Supplied data:
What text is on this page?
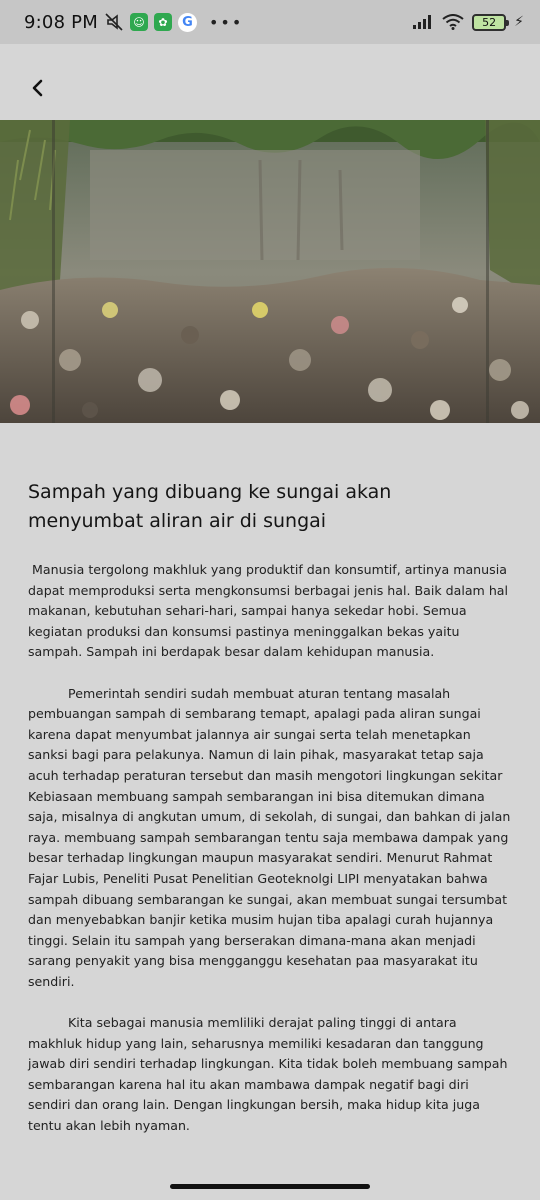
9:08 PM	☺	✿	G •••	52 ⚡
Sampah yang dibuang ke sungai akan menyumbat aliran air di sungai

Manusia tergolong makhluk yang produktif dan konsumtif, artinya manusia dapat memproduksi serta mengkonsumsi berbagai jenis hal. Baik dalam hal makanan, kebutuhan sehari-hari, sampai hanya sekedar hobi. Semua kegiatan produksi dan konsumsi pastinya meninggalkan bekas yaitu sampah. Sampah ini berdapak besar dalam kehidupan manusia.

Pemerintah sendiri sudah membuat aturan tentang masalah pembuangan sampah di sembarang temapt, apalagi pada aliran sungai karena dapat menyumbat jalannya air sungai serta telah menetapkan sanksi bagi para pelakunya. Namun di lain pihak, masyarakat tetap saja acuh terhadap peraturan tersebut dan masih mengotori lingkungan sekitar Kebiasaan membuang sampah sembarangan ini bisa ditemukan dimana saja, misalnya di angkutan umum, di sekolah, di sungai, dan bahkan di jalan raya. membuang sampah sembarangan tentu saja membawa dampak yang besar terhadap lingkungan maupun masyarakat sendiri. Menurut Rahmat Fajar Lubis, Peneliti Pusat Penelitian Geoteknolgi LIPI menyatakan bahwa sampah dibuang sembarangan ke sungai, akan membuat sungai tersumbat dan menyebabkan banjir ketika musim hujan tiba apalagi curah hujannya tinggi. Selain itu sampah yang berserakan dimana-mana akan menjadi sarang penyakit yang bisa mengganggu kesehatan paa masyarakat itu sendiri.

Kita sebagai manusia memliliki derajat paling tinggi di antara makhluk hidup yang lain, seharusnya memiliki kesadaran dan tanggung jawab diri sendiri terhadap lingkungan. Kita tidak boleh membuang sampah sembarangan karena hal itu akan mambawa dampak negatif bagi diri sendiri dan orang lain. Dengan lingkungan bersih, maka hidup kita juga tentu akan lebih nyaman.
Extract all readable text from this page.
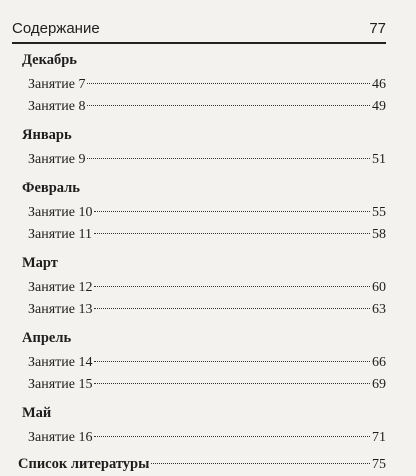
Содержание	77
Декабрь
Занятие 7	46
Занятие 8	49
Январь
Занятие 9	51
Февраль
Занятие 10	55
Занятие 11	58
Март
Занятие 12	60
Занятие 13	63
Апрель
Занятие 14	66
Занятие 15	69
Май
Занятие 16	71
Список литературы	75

What you are asked to do:
From start to finish, output the listing exactly, but omit its pictures.

Response for this exercise:
What text is on this page?
9:08 PM	☺	✿	G •••	52 ⚡
Sampah yang dibuang ke sungai akan menyumbat aliran air di sungai

Manusia tergolong makhluk yang produktif dan konsumtif, artinya manusia dapat memproduksi serta mengkonsumsi berbagai jenis hal. Baik dalam hal makanan, kebutuhan sehari-hari, sampai hanya sekedar hobi. Semua kegiatan produksi dan konsumsi pastinya meninggalkan bekas yaitu sampah. Sampah ini berdapak besar dalam kehidupan manusia.

Pemerintah sendiri sudah membuat aturan tentang masalah pembuangan sampah di sembarang temapt, apalagi pada aliran sungai karena dapat menyumbat jalannya air sungai serta telah menetapkan sanksi bagi para pelakunya. Namun di lain pihak, masyarakat tetap saja acuh terhadap peraturan tersebut dan masih mengotori lingkungan sekitar Kebiasaan membuang sampah sembarangan ini bisa ditemukan dimana saja, misalnya di angkutan umum, di sekolah, di sungai, dan bahkan di jalan raya. membuang sampah sembarangan tentu saja membawa dampak yang besar terhadap lingkungan maupun masyarakat sendiri. Menurut Rahmat Fajar Lubis, Peneliti Pusat Penelitian Geoteknolgi LIPI menyatakan bahwa sampah dibuang sembarangan ke sungai, akan membuat sungai tersumbat dan menyebabkan banjir ketika musim hujan tiba apalagi curah hujannya tinggi. Selain itu sampah yang berserakan dimana-mana akan menjadi sarang penyakit yang bisa mengganggu kesehatan paa masyarakat itu sendiri.

Kita sebagai manusia memliliki derajat paling tinggi di antara makhluk hidup yang lain, seharusnya memiliki kesadaran dan tanggung jawab diri sendiri terhadap lingkungan. Kita tidak boleh membuang sampah sembarangan karena hal itu akan mambawa dampak negatif bagi diri sendiri dan orang lain. Dengan lingkungan bersih, maka hidup kita juga tentu akan lebih nyaman.
Extract all readable text from this page.
Содержание	77
Декабрь
Занятие 7	46
Занятие 8	49
Январь
Занятие 9	51
Февраль
Занятие 10	55
Занятие 11	58
Март
Занятие 12	60
Занятие 13	63
Апрель
Занятие 14	66
Занятие 15	69
Май
Занятие 16	71
Список литературы	75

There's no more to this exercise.